- STATED TASK -
Go through the material and tally the lines containing the string "Site". Give the total alone.
(begin)
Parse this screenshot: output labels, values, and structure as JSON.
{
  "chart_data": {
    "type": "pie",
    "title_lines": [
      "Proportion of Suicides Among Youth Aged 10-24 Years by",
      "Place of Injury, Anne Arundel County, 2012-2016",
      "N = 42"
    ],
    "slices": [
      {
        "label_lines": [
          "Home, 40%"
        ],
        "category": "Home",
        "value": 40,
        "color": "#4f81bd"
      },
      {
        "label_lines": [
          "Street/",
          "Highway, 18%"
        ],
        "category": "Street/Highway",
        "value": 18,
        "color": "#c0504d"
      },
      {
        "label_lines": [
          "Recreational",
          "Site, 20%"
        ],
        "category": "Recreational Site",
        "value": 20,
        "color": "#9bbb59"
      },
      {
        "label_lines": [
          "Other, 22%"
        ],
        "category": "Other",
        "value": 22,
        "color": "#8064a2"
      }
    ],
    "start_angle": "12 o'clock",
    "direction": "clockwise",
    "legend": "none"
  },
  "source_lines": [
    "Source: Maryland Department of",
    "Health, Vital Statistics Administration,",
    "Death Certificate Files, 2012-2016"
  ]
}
(end)
- RESULT -
2